**WHAT TO PRODUCE:** Search the material below for the word "this". Copy every line that has it.

**DATA EXTRACT:**
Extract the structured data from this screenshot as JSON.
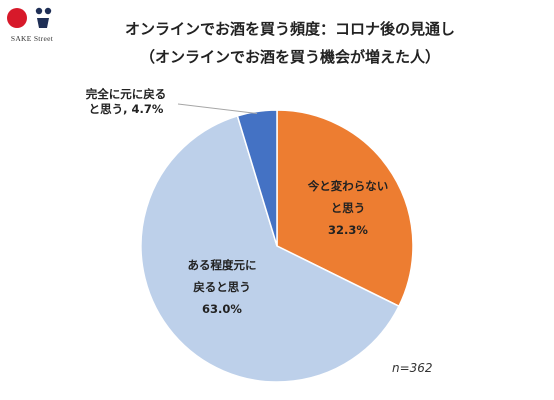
{
  "brand": {
    "name": "SAKE Street",
    "colors": {
      "red": "#d7192a",
      "navy": "#1f2f56"
    }
  },
  "title_line1": "オンラインでお酒を買う頻度：コロナ後の見通し",
  "title_line2": "（オンラインでお酒を買う機会が増えた人）",
  "sample_size": "n=362",
  "chart_data": {
    "type": "pie",
    "start_angle_deg": 0,
    "direction": "clockwise",
    "slices": [
      {
        "label_lines": [
          "今と変わらない",
          "と思う"
        ],
        "value": 32.3,
        "value_text": "32.3%",
        "color": "#ed7d31"
      },
      {
        "label_lines": [
          "ある程度元に",
          "戻ると思う"
        ],
        "value": 63.0,
        "value_text": "63.0%",
        "color": "#bdd0ea"
      },
      {
        "label_lines": [
          "完全に元に戻る",
          "と思う, 4.7%"
        ],
        "value": 4.7,
        "value_text": "",
        "color": "#4472c4"
      }
    ]
  }
}
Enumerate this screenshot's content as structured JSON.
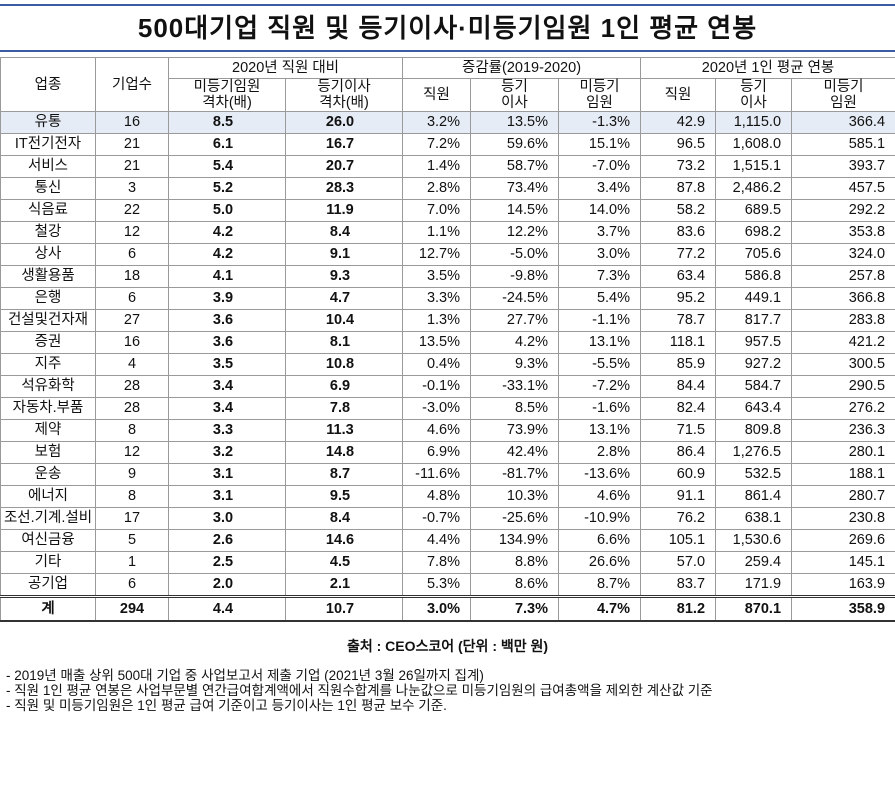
{
  "title": "500대기업 직원 및 등기이사·미등기임원 1인 평균 연봉",
  "table": {
    "header_fixed": [
      "업종",
      "기업수"
    ],
    "header_groups": [
      "2020년 직원 대비",
      "증감률(2019-2020)",
      "2020년 1인 평균 연봉"
    ],
    "header_columns": [
      "미등기임원\n격차(배)",
      "등기이사\n격차(배)",
      "직원",
      "등기\n이사",
      "미등기\n임원",
      "직원",
      "등기\n이사",
      "미등기\n임원"
    ],
    "rows": [
      [
        "유통",
        "16",
        "8.5",
        "26.0",
        "3.2%",
        "13.5%",
        "-1.3%",
        "42.9",
        "1,115.0",
        "366.4"
      ],
      [
        "IT전기전자",
        "21",
        "6.1",
        "16.7",
        "7.2%",
        "59.6%",
        "15.1%",
        "96.5",
        "1,608.0",
        "585.1"
      ],
      [
        "서비스",
        "21",
        "5.4",
        "20.7",
        "1.4%",
        "58.7%",
        "-7.0%",
        "73.2",
        "1,515.1",
        "393.7"
      ],
      [
        "통신",
        "3",
        "5.2",
        "28.3",
        "2.8%",
        "73.4%",
        "3.4%",
        "87.8",
        "2,486.2",
        "457.5"
      ],
      [
        "식음료",
        "22",
        "5.0",
        "11.9",
        "7.0%",
        "14.5%",
        "14.0%",
        "58.2",
        "689.5",
        "292.2"
      ],
      [
        "철강",
        "12",
        "4.2",
        "8.4",
        "1.1%",
        "12.2%",
        "3.7%",
        "83.6",
        "698.2",
        "353.8"
      ],
      [
        "상사",
        "6",
        "4.2",
        "9.1",
        "12.7%",
        "-5.0%",
        "3.0%",
        "77.2",
        "705.6",
        "324.0"
      ],
      [
        "생활용품",
        "18",
        "4.1",
        "9.3",
        "3.5%",
        "-9.8%",
        "7.3%",
        "63.4",
        "586.8",
        "257.8"
      ],
      [
        "은행",
        "6",
        "3.9",
        "4.7",
        "3.3%",
        "-24.5%",
        "5.4%",
        "95.2",
        "449.1",
        "366.8"
      ],
      [
        "건설및건자재",
        "27",
        "3.6",
        "10.4",
        "1.3%",
        "27.7%",
        "-1.1%",
        "78.7",
        "817.7",
        "283.8"
      ],
      [
        "증권",
        "16",
        "3.6",
        "8.1",
        "13.5%",
        "4.2%",
        "13.1%",
        "118.1",
        "957.5",
        "421.2"
      ],
      [
        "지주",
        "4",
        "3.5",
        "10.8",
        "0.4%",
        "9.3%",
        "-5.5%",
        "85.9",
        "927.2",
        "300.5"
      ],
      [
        "석유화학",
        "28",
        "3.4",
        "6.9",
        "-0.1%",
        "-33.1%",
        "-7.2%",
        "84.4",
        "584.7",
        "290.5"
      ],
      [
        "자동차.부품",
        "28",
        "3.4",
        "7.8",
        "-3.0%",
        "8.5%",
        "-1.6%",
        "82.4",
        "643.4",
        "276.2"
      ],
      [
        "제약",
        "8",
        "3.3",
        "11.3",
        "4.6%",
        "73.9%",
        "13.1%",
        "71.5",
        "809.8",
        "236.3"
      ],
      [
        "보험",
        "12",
        "3.2",
        "14.8",
        "6.9%",
        "42.4%",
        "2.8%",
        "86.4",
        "1,276.5",
        "280.1"
      ],
      [
        "운송",
        "9",
        "3.1",
        "8.7",
        "-11.6%",
        "-81.7%",
        "-13.6%",
        "60.9",
        "532.5",
        "188.1"
      ],
      [
        "에너지",
        "8",
        "3.1",
        "9.5",
        "4.8%",
        "10.3%",
        "4.6%",
        "91.1",
        "861.4",
        "280.7"
      ],
      [
        "조선.기계.설비",
        "17",
        "3.0",
        "8.4",
        "-0.7%",
        "-25.6%",
        "-10.9%",
        "76.2",
        "638.1",
        "230.8"
      ],
      [
        "여신금융",
        "5",
        "2.6",
        "14.6",
        "4.4%",
        "134.9%",
        "6.6%",
        "105.1",
        "1,530.6",
        "269.6"
      ],
      [
        "기타",
        "1",
        "2.5",
        "4.5",
        "7.8%",
        "8.8%",
        "26.6%",
        "57.0",
        "259.4",
        "145.1"
      ],
      [
        "공기업",
        "6",
        "2.0",
        "2.1",
        "5.3%",
        "8.6%",
        "8.7%",
        "83.7",
        "171.9",
        "163.9"
      ]
    ],
    "total": [
      "계",
      "294",
      "4.4",
      "10.7",
      "3.0%",
      "7.3%",
      "4.7%",
      "81.2",
      "870.1",
      "358.9"
    ]
  },
  "source": "출처 : CEO스코어 (단위 : 백만 원)",
  "notes": [
    "- 2019년 매출 상위 500대 기업 중 사업보고서 제출 기업 (2021년 3월 26일까지 집계)",
    "- 직원 1인 평균 연봉은 사업부문별 연간급여합계액에서 직원수합계를 나눈값으로 미등기임원의 급여총액을 제외한 계산값 기준",
    "- 직원 및 미등기임원은 1인 평균 급여 기준이고 등기이사는 1인 평균 보수 기준."
  ]
}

**COMPLETE OUTPUT:**
Extract the structured data from this screenshot as JSON.
Enumerate this screenshot's content as structured JSON.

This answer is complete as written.